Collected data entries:
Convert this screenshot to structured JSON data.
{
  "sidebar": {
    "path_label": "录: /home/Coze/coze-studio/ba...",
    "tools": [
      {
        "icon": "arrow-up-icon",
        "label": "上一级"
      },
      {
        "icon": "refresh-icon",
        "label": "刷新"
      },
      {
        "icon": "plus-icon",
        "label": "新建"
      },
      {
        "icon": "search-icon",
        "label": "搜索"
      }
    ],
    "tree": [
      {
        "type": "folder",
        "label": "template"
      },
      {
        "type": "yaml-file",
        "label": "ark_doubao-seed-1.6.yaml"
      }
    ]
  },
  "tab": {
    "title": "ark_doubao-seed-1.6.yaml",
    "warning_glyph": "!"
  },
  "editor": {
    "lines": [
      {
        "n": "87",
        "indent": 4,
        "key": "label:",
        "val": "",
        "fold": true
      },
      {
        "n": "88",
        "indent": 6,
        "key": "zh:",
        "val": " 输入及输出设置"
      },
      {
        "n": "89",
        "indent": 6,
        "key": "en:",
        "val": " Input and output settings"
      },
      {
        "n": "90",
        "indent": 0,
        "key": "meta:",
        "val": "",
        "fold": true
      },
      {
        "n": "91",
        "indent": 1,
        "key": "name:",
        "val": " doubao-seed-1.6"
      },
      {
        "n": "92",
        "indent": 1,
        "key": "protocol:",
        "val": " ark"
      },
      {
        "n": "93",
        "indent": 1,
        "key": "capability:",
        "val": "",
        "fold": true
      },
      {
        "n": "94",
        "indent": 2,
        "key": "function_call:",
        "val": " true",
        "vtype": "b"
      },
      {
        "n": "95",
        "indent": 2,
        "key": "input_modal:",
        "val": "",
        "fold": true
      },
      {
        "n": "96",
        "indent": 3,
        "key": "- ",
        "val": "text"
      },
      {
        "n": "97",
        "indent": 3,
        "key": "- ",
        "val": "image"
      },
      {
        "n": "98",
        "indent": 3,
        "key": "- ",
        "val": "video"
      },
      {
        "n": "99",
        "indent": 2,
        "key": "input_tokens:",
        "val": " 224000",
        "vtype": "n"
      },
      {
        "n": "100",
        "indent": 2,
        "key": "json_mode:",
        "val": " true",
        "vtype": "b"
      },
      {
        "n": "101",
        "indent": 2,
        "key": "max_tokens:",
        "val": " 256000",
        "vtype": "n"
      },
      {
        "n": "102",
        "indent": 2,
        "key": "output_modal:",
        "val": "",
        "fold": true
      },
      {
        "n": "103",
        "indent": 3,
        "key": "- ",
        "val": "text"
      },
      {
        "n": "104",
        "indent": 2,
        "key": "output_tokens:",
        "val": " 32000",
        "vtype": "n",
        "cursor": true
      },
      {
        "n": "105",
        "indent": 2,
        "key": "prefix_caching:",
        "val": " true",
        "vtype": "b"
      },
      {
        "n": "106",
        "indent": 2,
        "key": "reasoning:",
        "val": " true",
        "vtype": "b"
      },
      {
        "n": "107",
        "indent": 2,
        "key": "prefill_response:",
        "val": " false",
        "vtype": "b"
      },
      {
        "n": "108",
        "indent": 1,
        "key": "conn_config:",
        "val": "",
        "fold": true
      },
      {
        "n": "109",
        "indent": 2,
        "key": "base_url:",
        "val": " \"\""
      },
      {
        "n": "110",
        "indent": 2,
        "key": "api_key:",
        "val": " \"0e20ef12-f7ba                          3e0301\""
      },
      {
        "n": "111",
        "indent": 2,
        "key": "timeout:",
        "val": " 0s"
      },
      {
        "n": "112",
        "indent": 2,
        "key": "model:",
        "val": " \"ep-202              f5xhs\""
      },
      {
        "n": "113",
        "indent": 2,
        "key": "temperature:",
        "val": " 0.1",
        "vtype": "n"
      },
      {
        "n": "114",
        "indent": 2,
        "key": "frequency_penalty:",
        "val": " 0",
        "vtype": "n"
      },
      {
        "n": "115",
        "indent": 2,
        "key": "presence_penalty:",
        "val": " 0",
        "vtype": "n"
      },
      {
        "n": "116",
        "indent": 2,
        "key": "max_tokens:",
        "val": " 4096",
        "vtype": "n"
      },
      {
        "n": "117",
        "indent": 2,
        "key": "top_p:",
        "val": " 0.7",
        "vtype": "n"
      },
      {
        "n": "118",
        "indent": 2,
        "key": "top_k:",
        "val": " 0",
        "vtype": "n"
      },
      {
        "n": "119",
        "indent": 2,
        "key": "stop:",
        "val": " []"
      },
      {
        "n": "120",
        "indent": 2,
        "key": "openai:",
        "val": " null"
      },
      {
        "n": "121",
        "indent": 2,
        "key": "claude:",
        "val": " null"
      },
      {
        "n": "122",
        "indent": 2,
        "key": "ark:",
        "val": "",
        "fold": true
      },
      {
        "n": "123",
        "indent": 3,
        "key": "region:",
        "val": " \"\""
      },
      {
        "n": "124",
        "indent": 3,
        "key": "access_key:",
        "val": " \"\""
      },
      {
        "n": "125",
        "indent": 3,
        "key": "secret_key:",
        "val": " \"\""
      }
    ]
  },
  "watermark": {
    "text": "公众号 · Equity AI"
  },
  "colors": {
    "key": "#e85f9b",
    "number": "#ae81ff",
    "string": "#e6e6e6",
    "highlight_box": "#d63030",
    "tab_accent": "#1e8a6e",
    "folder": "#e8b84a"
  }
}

▶ EXERCISE REQUIREMENTS
Restate every record exactly, leaving nothing out.

▶ THE RESPONSE
Convert this screenshot to structured JSON data.
{
  "sidebar": {
    "path_label": "录: /home/Coze/coze-studio/ba...",
    "tools": [
      {
        "icon": "arrow-up-icon",
        "label": "上一级"
      },
      {
        "icon": "refresh-icon",
        "label": "刷新"
      },
      {
        "icon": "plus-icon",
        "label": "新建"
      },
      {
        "icon": "search-icon",
        "label": "搜索"
      }
    ],
    "tree": [
      {
        "type": "folder",
        "label": "template"
      },
      {
        "type": "yaml-file",
        "label": "ark_doubao-seed-1.6.yaml"
      }
    ]
  },
  "tab": {
    "title": "ark_doubao-seed-1.6.yaml",
    "warning_glyph": "!"
  },
  "editor": {
    "lines": [
      {
        "n": "87",
        "indent": 4,
        "key": "label:",
        "val": "",
        "fold": true
      },
      {
        "n": "88",
        "indent": 6,
        "key": "zh:",
        "val": " 输入及输出设置"
      },
      {
        "n": "89",
        "indent": 6,
        "key": "en:",
        "val": " Input and output settings"
      },
      {
        "n": "90",
        "indent": 0,
        "key": "meta:",
        "val": "",
        "fold": true
      },
      {
        "n": "91",
        "indent": 1,
        "key": "name:",
        "val": " doubao-seed-1.6"
      },
      {
        "n": "92",
        "indent": 1,
        "key": "protocol:",
        "val": " ark"
      },
      {
        "n": "93",
        "indent": 1,
        "key": "capability:",
        "val": "",
        "fold": true
      },
      {
        "n": "94",
        "indent": 2,
        "key": "function_call:",
        "val": " true",
        "vtype": "b"
      },
      {
        "n": "95",
        "indent": 2,
        "key": "input_modal:",
        "val": "",
        "fold": true
      },
      {
        "n": "96",
        "indent": 3,
        "key": "- ",
        "val": "text"
      },
      {
        "n": "97",
        "indent": 3,
        "key": "- ",
        "val": "image"
      },
      {
        "n": "98",
        "indent": 3,
        "key": "- ",
        "val": "video"
      },
      {
        "n": "99",
        "indent": 2,
        "key": "input_tokens:",
        "val": " 224000",
        "vtype": "n"
      },
      {
        "n": "100",
        "indent": 2,
        "key": "json_mode:",
        "val": " true",
        "vtype": "b"
      },
      {
        "n": "101",
        "indent": 2,
        "key": "max_tokens:",
        "val": " 256000",
        "vtype": "n"
      },
      {
        "n": "102",
        "indent": 2,
        "key": "output_modal:",
        "val": "",
        "fold": true
      },
      {
        "n": "103",
        "indent": 3,
        "key": "- ",
        "val": "text"
      },
      {
        "n": "104",
        "indent": 2,
        "key": "output_tokens:",
        "val": " 32000",
        "vtype": "n",
        "cursor": true
      },
      {
        "n": "105",
        "indent": 2,
        "key": "prefix_caching:",
        "val": " true",
        "vtype": "b"
      },
      {
        "n": "106",
        "indent": 2,
        "key": "reasoning:",
        "val": " true",
        "vtype": "b"
      },
      {
        "n": "107",
        "indent": 2,
        "key": "prefill_response:",
        "val": " false",
        "vtype": "b"
      },
      {
        "n": "108",
        "indent": 1,
        "key": "conn_config:",
        "val": "",
        "fold": true
      },
      {
        "n": "109",
        "indent": 2,
        "key": "base_url:",
        "val": " \"\""
      },
      {
        "n": "110",
        "indent": 2,
        "key": "api_key:",
        "val": " \"0e20ef12-f7ba                          3e0301\""
      },
      {
        "n": "111",
        "indent": 2,
        "key": "timeout:",
        "val": " 0s"
      },
      {
        "n": "112",
        "indent": 2,
        "key": "model:",
        "val": " \"ep-202              f5xhs\""
      },
      {
        "n": "113",
        "indent": 2,
        "key": "temperature:",
        "val": " 0.1",
        "vtype": "n"
      },
      {
        "n": "114",
        "indent": 2,
        "key": "frequency_penalty:",
        "val": " 0",
        "vtype": "n"
      },
      {
        "n": "115",
        "indent": 2,
        "key": "presence_penalty:",
        "val": " 0",
        "vtype": "n"
      },
      {
        "n": "116",
        "indent": 2,
        "key": "max_tokens:",
        "val": " 4096",
        "vtype": "n"
      },
      {
        "n": "117",
        "indent": 2,
        "key": "top_p:",
        "val": " 0.7",
        "vtype": "n"
      },
      {
        "n": "118",
        "indent": 2,
        "key": "top_k:",
        "val": " 0",
        "vtype": "n"
      },
      {
        "n": "119",
        "indent": 2,
        "key": "stop:",
        "val": " []"
      },
      {
        "n": "120",
        "indent": 2,
        "key": "openai:",
        "val": " null"
      },
      {
        "n": "121",
        "indent": 2,
        "key": "claude:",
        "val": " null"
      },
      {
        "n": "122",
        "indent": 2,
        "key": "ark:",
        "val": "",
        "fold": true
      },
      {
        "n": "123",
        "indent": 3,
        "key": "region:",
        "val": " \"\""
      },
      {
        "n": "124",
        "indent": 3,
        "key": "access_key:",
        "val": " \"\""
      },
      {
        "n": "125",
        "indent": 3,
        "key": "secret_key:",
        "val": " \"\""
      }
    ]
  },
  "watermark": {
    "text": "公众号 · Equity AI"
  },
  "colors": {
    "key": "#e85f9b",
    "number": "#ae81ff",
    "string": "#e6e6e6",
    "highlight_box": "#d63030",
    "tab_accent": "#1e8a6e",
    "folder": "#e8b84a"
  }
}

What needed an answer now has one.